__RECORDS SHOWN__.
____________

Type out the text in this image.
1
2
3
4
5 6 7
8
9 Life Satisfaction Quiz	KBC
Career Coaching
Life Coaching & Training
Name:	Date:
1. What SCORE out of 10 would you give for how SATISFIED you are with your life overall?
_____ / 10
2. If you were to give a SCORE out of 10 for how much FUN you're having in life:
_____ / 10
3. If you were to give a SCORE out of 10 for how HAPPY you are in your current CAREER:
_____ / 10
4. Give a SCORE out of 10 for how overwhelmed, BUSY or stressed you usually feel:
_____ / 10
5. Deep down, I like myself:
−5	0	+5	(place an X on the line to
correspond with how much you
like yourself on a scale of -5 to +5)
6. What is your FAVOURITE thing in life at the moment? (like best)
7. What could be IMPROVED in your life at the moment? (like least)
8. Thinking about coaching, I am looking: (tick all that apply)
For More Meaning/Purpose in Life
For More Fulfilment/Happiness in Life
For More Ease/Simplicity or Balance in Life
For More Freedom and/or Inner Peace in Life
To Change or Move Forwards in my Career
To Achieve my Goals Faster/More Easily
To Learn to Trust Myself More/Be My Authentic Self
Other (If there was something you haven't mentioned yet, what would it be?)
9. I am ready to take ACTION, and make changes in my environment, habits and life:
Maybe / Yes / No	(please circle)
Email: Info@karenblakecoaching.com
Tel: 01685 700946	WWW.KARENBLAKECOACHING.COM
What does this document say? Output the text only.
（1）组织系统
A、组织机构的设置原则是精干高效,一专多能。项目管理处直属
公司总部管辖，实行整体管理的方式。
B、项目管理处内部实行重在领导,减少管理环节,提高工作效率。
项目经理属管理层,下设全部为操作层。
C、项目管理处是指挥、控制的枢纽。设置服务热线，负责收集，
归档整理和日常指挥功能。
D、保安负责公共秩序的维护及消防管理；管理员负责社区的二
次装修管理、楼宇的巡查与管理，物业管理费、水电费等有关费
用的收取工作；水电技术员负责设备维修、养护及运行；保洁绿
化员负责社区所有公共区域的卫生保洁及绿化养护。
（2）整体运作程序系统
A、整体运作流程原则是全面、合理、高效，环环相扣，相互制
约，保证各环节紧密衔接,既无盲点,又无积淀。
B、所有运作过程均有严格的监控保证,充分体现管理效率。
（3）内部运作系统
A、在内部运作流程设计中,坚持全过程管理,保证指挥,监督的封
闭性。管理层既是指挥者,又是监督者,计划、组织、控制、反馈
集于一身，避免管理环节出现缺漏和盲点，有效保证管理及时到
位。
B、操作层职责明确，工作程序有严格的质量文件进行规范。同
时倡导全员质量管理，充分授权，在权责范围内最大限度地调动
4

____________

Identify and extract each line of the listing that contains "text".

Type out the text in this image.
What does this document say? Output the text only.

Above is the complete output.